**Work to be completed:**
Write out every line below that includes the word "Active".

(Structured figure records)
______________________________
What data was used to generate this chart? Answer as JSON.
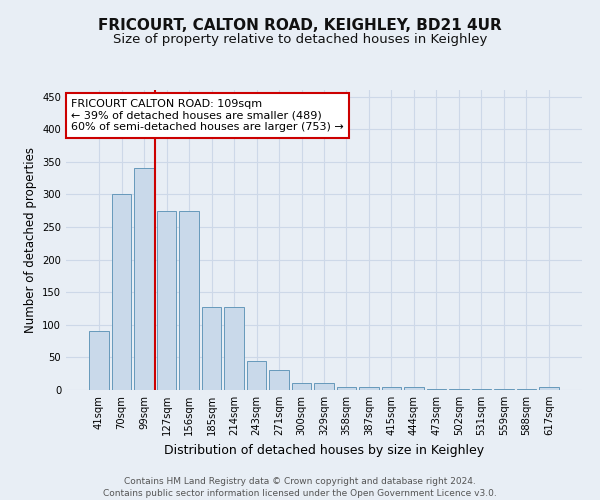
{
  "title": "FRICOURT, CALTON ROAD, KEIGHLEY, BD21 4UR",
  "subtitle": "Size of property relative to detached houses in Keighley",
  "xlabel": "Distribution of detached houses by size in Keighley",
  "ylabel": "Number of detached properties",
  "categories": [
    "41sqm",
    "70sqm",
    "99sqm",
    "127sqm",
    "156sqm",
    "185sqm",
    "214sqm",
    "243sqm",
    "271sqm",
    "300sqm",
    "329sqm",
    "358sqm",
    "387sqm",
    "415sqm",
    "444sqm",
    "473sqm",
    "502sqm",
    "531sqm",
    "559sqm",
    "588sqm",
    "617sqm"
  ],
  "values": [
    90,
    300,
    340,
    275,
    275,
    128,
    128,
    45,
    30,
    10,
    10,
    5,
    5,
    4,
    4,
    2,
    2,
    2,
    1,
    1,
    4
  ],
  "bar_color": "#c9d9ea",
  "bar_edgecolor": "#6699bb",
  "bar_linewidth": 0.7,
  "grid_color": "#cdd8e8",
  "background_color": "#e8eef5",
  "red_line_x": 2.5,
  "red_line_color": "#cc0000",
  "annotation_text": "FRICOURT CALTON ROAD: 109sqm\n← 39% of detached houses are smaller (489)\n60% of semi-detached houses are larger (753) →",
  "annotation_box_facecolor": "#ffffff",
  "annotation_box_edgecolor": "#cc0000",
  "ylim": [
    0,
    460
  ],
  "yticks": [
    0,
    50,
    100,
    150,
    200,
    250,
    300,
    350,
    400,
    450
  ],
  "footnote": "Contains HM Land Registry data © Crown copyright and database right 2024.\nContains public sector information licensed under the Open Government Licence v3.0.",
  "title_fontsize": 11,
  "subtitle_fontsize": 9.5,
  "annotation_fontsize": 8,
  "footnote_fontsize": 6.5,
  "xlabel_fontsize": 9,
  "ylabel_fontsize": 8.5,
  "tick_fontsize": 7.2
}
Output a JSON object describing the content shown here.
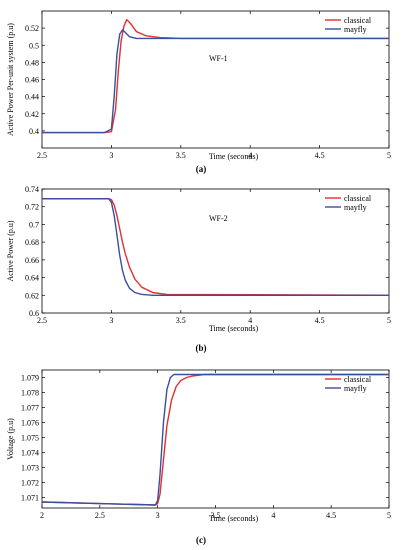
{
  "chart_data": [
    {
      "type": "line",
      "panel_label": "(a)",
      "annotation": "WF-1",
      "xlabel": "Time (seconds)",
      "ylabel": "Active Power Per-unit system (p.u)",
      "xlim": [
        2.5,
        5
      ],
      "ylim": [
        0.38,
        0.54
      ],
      "xticks": [
        "2.5",
        "3",
        "3.5",
        "4",
        "4.5",
        "5"
      ],
      "yticks": [
        "0.4",
        "0.42",
        "0.44",
        "0.46",
        "0.48",
        "0.5",
        "0.52"
      ],
      "legend_position": "top-right",
      "series": [
        {
          "name": "classical",
          "color": "#e03030",
          "x": [
            2.5,
            2.95,
            3.0,
            3.03,
            3.05,
            3.07,
            3.09,
            3.11,
            3.14,
            3.18,
            3.25,
            3.35,
            3.5,
            5.0
          ],
          "y": [
            0.398,
            0.398,
            0.399,
            0.425,
            0.47,
            0.505,
            0.522,
            0.53,
            0.525,
            0.516,
            0.511,
            0.509,
            0.508,
            0.508
          ]
        },
        {
          "name": "mayfly",
          "color": "#3a4fa0",
          "x": [
            2.5,
            2.95,
            3.0,
            3.02,
            3.04,
            3.06,
            3.08,
            3.1,
            3.13,
            3.18,
            3.25,
            5.0
          ],
          "y": [
            0.398,
            0.398,
            0.402,
            0.44,
            0.49,
            0.513,
            0.518,
            0.515,
            0.51,
            0.508,
            0.508,
            0.508
          ]
        }
      ]
    },
    {
      "type": "line",
      "panel_label": "(b)",
      "annotation": "WF-2",
      "xlabel": "Time (seconds)",
      "ylabel": "Active Power (p.u)",
      "xlim": [
        2.5,
        5
      ],
      "ylim": [
        0.6,
        0.74
      ],
      "xticks": [
        "2.5",
        "3",
        "3.5",
        "4",
        "4.5",
        "5"
      ],
      "yticks": [
        "0.6",
        "0.62",
        "0.64",
        "0.66",
        "0.68",
        "0.7",
        "0.72",
        "0.74"
      ],
      "legend_position": "top-right",
      "series": [
        {
          "name": "classical",
          "color": "#e03030",
          "x": [
            2.5,
            2.98,
            3.0,
            3.02,
            3.04,
            3.06,
            3.08,
            3.1,
            3.13,
            3.17,
            3.22,
            3.3,
            3.4,
            5.0
          ],
          "y": [
            0.729,
            0.729,
            0.728,
            0.722,
            0.71,
            0.695,
            0.68,
            0.667,
            0.652,
            0.638,
            0.629,
            0.623,
            0.621,
            0.62
          ]
        },
        {
          "name": "mayfly",
          "color": "#3a4fa0",
          "x": [
            2.5,
            2.98,
            3.0,
            3.02,
            3.04,
            3.06,
            3.08,
            3.1,
            3.13,
            3.17,
            3.22,
            3.3,
            5.0
          ],
          "y": [
            0.729,
            0.729,
            0.725,
            0.71,
            0.688,
            0.665,
            0.648,
            0.637,
            0.628,
            0.623,
            0.621,
            0.62,
            0.62
          ]
        }
      ]
    },
    {
      "type": "line",
      "panel_label": "(c)",
      "annotation": "",
      "xlabel": "Time (seconds)",
      "ylabel": "Voltage (p.u)",
      "xlim": [
        2,
        5
      ],
      "ylim": [
        1.0703,
        1.0795
      ],
      "xticks": [
        "2",
        "2.5",
        "3",
        "3.5",
        "4",
        "4.5",
        "5"
      ],
      "yticks": [
        "1.071",
        "1.072",
        "1.073",
        "1.074",
        "1.075",
        "1.076",
        "1.077",
        "1.078",
        "1.079"
      ],
      "legend_position": "top-right",
      "series": [
        {
          "name": "classical",
          "color": "#e03030",
          "x": [
            2.0,
            2.98,
            3.0,
            3.02,
            3.05,
            3.08,
            3.12,
            3.16,
            3.2,
            3.25,
            3.3,
            3.4,
            5.0
          ],
          "y": [
            1.0707,
            1.0705,
            1.0706,
            1.0712,
            1.0735,
            1.0758,
            1.0775,
            1.0784,
            1.0788,
            1.079,
            1.0791,
            1.0792,
            1.0792
          ]
        },
        {
          "name": "mayfly",
          "color": "#3a4fa0",
          "x": [
            2.0,
            2.98,
            3.0,
            3.02,
            3.05,
            3.08,
            3.11,
            3.14,
            3.18,
            3.25,
            5.0
          ],
          "y": [
            1.0707,
            1.0705,
            1.0708,
            1.0725,
            1.076,
            1.0782,
            1.079,
            1.0792,
            1.0792,
            1.0792,
            1.0792
          ]
        }
      ]
    }
  ]
}
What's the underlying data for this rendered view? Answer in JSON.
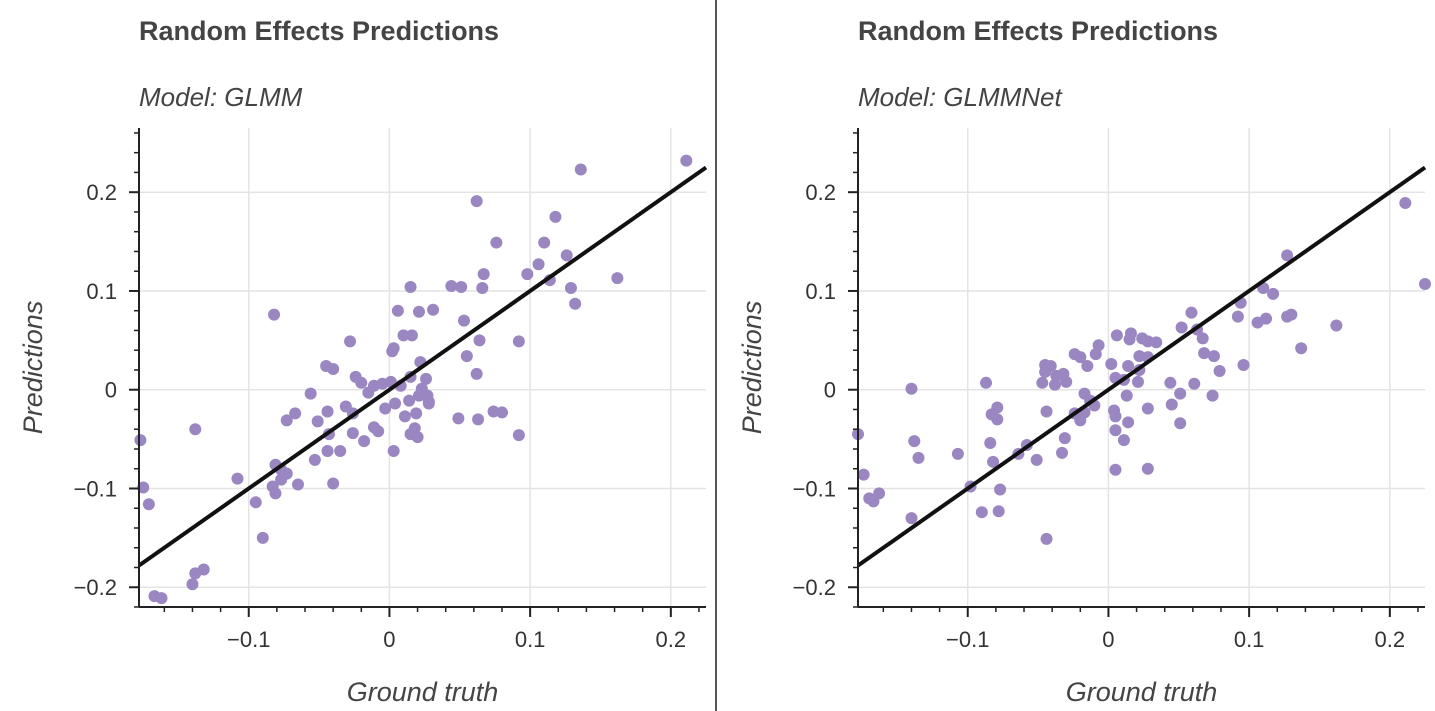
{
  "colors": {
    "point": "#9a87c2",
    "line": "#111111",
    "grid": "#e4e4e4",
    "axis": "#222222"
  },
  "chart_data": [
    {
      "type": "scatter",
      "title": "Random Effects Predictions",
      "subtitle": "Model: GLMM",
      "xlabel": "Ground truth",
      "ylabel": "Predictions",
      "xlim": [
        -0.178,
        0.225
      ],
      "ylim": [
        -0.22,
        0.265
      ],
      "xticks": [
        -0.1,
        0,
        0.1,
        0.2
      ],
      "yticks": [
        -0.2,
        -0.1,
        0,
        0.1,
        0.2
      ],
      "xtick_labels": [
        "−0.1",
        "0",
        "0.1",
        "0.2"
      ],
      "ytick_labels": [
        "−0.2",
        "−0.1",
        "0",
        "0.1",
        "0.2"
      ],
      "grid": true,
      "reference_line": [
        [
          -0.178,
          -0.178
        ],
        [
          0.225,
          0.225
        ]
      ],
      "points": [
        [
          0.211,
          0.232
        ],
        [
          0.136,
          0.223
        ],
        [
          0.062,
          0.191
        ],
        [
          0.118,
          0.175
        ],
        [
          0.11,
          0.149
        ],
        [
          0.076,
          0.149
        ],
        [
          0.126,
          0.136
        ],
        [
          0.106,
          0.127
        ],
        [
          0.098,
          0.117
        ],
        [
          0.067,
          0.117
        ],
        [
          0.162,
          0.113
        ],
        [
          0.114,
          0.111
        ],
        [
          0.044,
          0.105
        ],
        [
          0.051,
          0.104
        ],
        [
          0.015,
          0.104
        ],
        [
          0.066,
          0.103
        ],
        [
          0.129,
          0.103
        ],
        [
          0.132,
          0.087
        ],
        [
          0.031,
          0.081
        ],
        [
          0.006,
          0.08
        ],
        [
          0.021,
          0.079
        ],
        [
          -0.082,
          0.076
        ],
        [
          0.053,
          0.07
        ],
        [
          0.016,
          0.055
        ],
        [
          0.01,
          0.055
        ],
        [
          -0.028,
          0.049
        ],
        [
          0.064,
          0.05
        ],
        [
          0.092,
          0.049
        ],
        [
          0.003,
          0.042
        ],
        [
          0.002,
          0.039
        ],
        [
          0.055,
          0.034
        ],
        [
          0.022,
          0.028
        ],
        [
          -0.045,
          0.024
        ],
        [
          -0.04,
          0.021
        ],
        [
          0.026,
          0.011
        ],
        [
          -0.024,
          0.013
        ],
        [
          -0.02,
          0.007
        ],
        [
          -0.011,
          0.004
        ],
        [
          -0.005,
          0.006
        ],
        [
          0.001,
          0.008
        ],
        [
          0.008,
          0.004
        ],
        [
          0.015,
          0.013
        ],
        [
          0.023,
          0.001
        ],
        [
          0.027,
          -0.006
        ],
        [
          0.028,
          -0.014
        ],
        [
          -0.056,
          -0.004
        ],
        [
          0.062,
          0.016
        ],
        [
          -0.015,
          -0.003
        ],
        [
          0.004,
          -0.014
        ],
        [
          0.014,
          -0.011
        ],
        [
          0.021,
          -0.006
        ],
        [
          0.028,
          -0.012
        ],
        [
          0.019,
          -0.024
        ],
        [
          0.011,
          -0.027
        ],
        [
          -0.003,
          -0.019
        ],
        [
          -0.031,
          -0.017
        ],
        [
          -0.067,
          -0.024
        ],
        [
          -0.044,
          -0.022
        ],
        [
          -0.051,
          -0.032
        ],
        [
          -0.073,
          -0.031
        ],
        [
          -0.026,
          -0.024
        ],
        [
          0.063,
          -0.03
        ],
        [
          0.049,
          -0.029
        ],
        [
          0.074,
          -0.022
        ],
        [
          0.08,
          -0.023
        ],
        [
          0.092,
          -0.046
        ],
        [
          0.015,
          -0.045
        ],
        [
          0.02,
          -0.048
        ],
        [
          0.018,
          -0.039
        ],
        [
          -0.011,
          -0.038
        ],
        [
          -0.026,
          -0.044
        ],
        [
          -0.018,
          -0.052
        ],
        [
          -0.008,
          -0.042
        ],
        [
          -0.043,
          -0.045
        ],
        [
          -0.035,
          -0.062
        ],
        [
          -0.044,
          -0.062
        ],
        [
          -0.053,
          -0.071
        ],
        [
          0.003,
          -0.062
        ],
        [
          -0.065,
          -0.096
        ],
        [
          -0.077,
          -0.081
        ],
        [
          -0.081,
          -0.076
        ],
        [
          -0.073,
          -0.085
        ],
        [
          -0.077,
          -0.091
        ],
        [
          -0.04,
          -0.095
        ],
        [
          -0.083,
          -0.098
        ],
        [
          -0.081,
          -0.105
        ],
        [
          -0.108,
          -0.09
        ],
        [
          -0.095,
          -0.114
        ],
        [
          -0.09,
          -0.15
        ],
        [
          -0.138,
          -0.04
        ],
        [
          -0.177,
          -0.051
        ],
        [
          -0.175,
          -0.099
        ],
        [
          -0.171,
          -0.116
        ],
        [
          -0.14,
          -0.197
        ],
        [
          -0.138,
          -0.186
        ],
        [
          -0.132,
          -0.182
        ],
        [
          -0.167,
          -0.209
        ],
        [
          -0.162,
          -0.211
        ]
      ]
    },
    {
      "type": "scatter",
      "title": "Random Effects Predictions",
      "subtitle": "Model: GLMMNet",
      "xlabel": "Ground truth",
      "ylabel": "Predictions",
      "xlim": [
        -0.178,
        0.225
      ],
      "ylim": [
        -0.22,
        0.265
      ],
      "xticks": [
        -0.1,
        0,
        0.1,
        0.2
      ],
      "yticks": [
        -0.2,
        -0.1,
        0,
        0.1,
        0.2
      ],
      "xtick_labels": [
        "−0.1",
        "0",
        "0.1",
        "0.2"
      ],
      "ytick_labels": [
        "−0.2",
        "−0.1",
        "0",
        "0.1",
        "0.2"
      ],
      "grid": true,
      "reference_line": [
        [
          -0.178,
          -0.178
        ],
        [
          0.225,
          0.225
        ]
      ],
      "points": [
        [
          0.211,
          0.189
        ],
        [
          0.225,
          0.107
        ],
        [
          0.127,
          0.136
        ],
        [
          0.11,
          0.103
        ],
        [
          0.117,
          0.097
        ],
        [
          0.13,
          0.076
        ],
        [
          0.127,
          0.074
        ],
        [
          0.112,
          0.072
        ],
        [
          0.092,
          0.074
        ],
        [
          0.106,
          0.068
        ],
        [
          0.162,
          0.065
        ],
        [
          0.094,
          0.088
        ],
        [
          0.137,
          0.042
        ],
        [
          0.059,
          0.078
        ],
        [
          0.052,
          0.063
        ],
        [
          0.063,
          0.061
        ],
        [
          0.067,
          0.052
        ],
        [
          0.068,
          0.037
        ],
        [
          0.075,
          0.034
        ],
        [
          0.079,
          0.019
        ],
        [
          0.096,
          0.025
        ],
        [
          0.074,
          -0.006
        ],
        [
          0.061,
          0.006
        ],
        [
          0.044,
          0.007
        ],
        [
          0.051,
          -0.034
        ],
        [
          0.051,
          -0.004
        ],
        [
          0.034,
          0.048
        ],
        [
          0.028,
          0.049
        ],
        [
          0.024,
          0.052
        ],
        [
          0.016,
          0.057
        ],
        [
          0.015,
          0.051
        ],
        [
          0.006,
          0.055
        ],
        [
          0.022,
          0.034
        ],
        [
          0.028,
          0.033
        ],
        [
          0.022,
          0.02
        ],
        [
          0.014,
          0.024
        ],
        [
          0.011,
          0.01
        ],
        [
          0.021,
          0.008
        ],
        [
          0.005,
          0.012
        ],
        [
          0.002,
          0.026
        ],
        [
          -0.007,
          0.045
        ],
        [
          -0.009,
          0.036
        ],
        [
          -0.015,
          0.024
        ],
        [
          -0.02,
          0.033
        ],
        [
          -0.024,
          0.036
        ],
        [
          -0.032,
          0.016
        ],
        [
          -0.037,
          0.014
        ],
        [
          -0.045,
          0.018
        ],
        [
          -0.038,
          0.005
        ],
        [
          -0.03,
          0.008
        ],
        [
          -0.045,
          0.025
        ],
        [
          -0.041,
          0.024
        ],
        [
          -0.047,
          0.007
        ],
        [
          -0.044,
          -0.022
        ],
        [
          -0.017,
          -0.023
        ],
        [
          -0.013,
          -0.011
        ],
        [
          0.004,
          -0.021
        ],
        [
          0.005,
          -0.027
        ],
        [
          0.013,
          -0.006
        ],
        [
          0.028,
          -0.019
        ],
        [
          0.045,
          -0.015
        ],
        [
          0.014,
          -0.033
        ],
        [
          -0.017,
          -0.004
        ],
        [
          -0.01,
          -0.016
        ],
        [
          -0.02,
          -0.031
        ],
        [
          -0.024,
          -0.024
        ],
        [
          -0.031,
          -0.049
        ],
        [
          -0.033,
          -0.064
        ],
        [
          -0.051,
          -0.071
        ],
        [
          -0.058,
          -0.056
        ],
        [
          -0.064,
          -0.065
        ],
        [
          -0.079,
          -0.018
        ],
        [
          -0.079,
          -0.03
        ],
        [
          -0.083,
          -0.025
        ],
        [
          -0.087,
          0.007
        ],
        [
          -0.084,
          -0.054
        ],
        [
          -0.082,
          -0.073
        ],
        [
          -0.077,
          -0.101
        ],
        [
          -0.078,
          -0.123
        ],
        [
          -0.09,
          -0.124
        ],
        [
          -0.107,
          -0.065
        ],
        [
          -0.135,
          -0.069
        ],
        [
          -0.138,
          -0.052
        ],
        [
          -0.14,
          0.001
        ],
        [
          -0.044,
          -0.151
        ],
        [
          -0.14,
          -0.13
        ],
        [
          -0.098,
          -0.098
        ],
        [
          -0.178,
          -0.045
        ],
        [
          -0.174,
          -0.086
        ],
        [
          -0.17,
          -0.11
        ],
        [
          -0.167,
          -0.113
        ],
        [
          -0.163,
          -0.105
        ],
        [
          0.005,
          -0.041
        ],
        [
          0.005,
          -0.081
        ],
        [
          0.011,
          -0.051
        ],
        [
          0.028,
          -0.08
        ]
      ]
    }
  ]
}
______________________________
**The result:**
      "ylabel": "Active Power Per-unit system (p.u)",
      "ylabel": "Active Power (p.u)",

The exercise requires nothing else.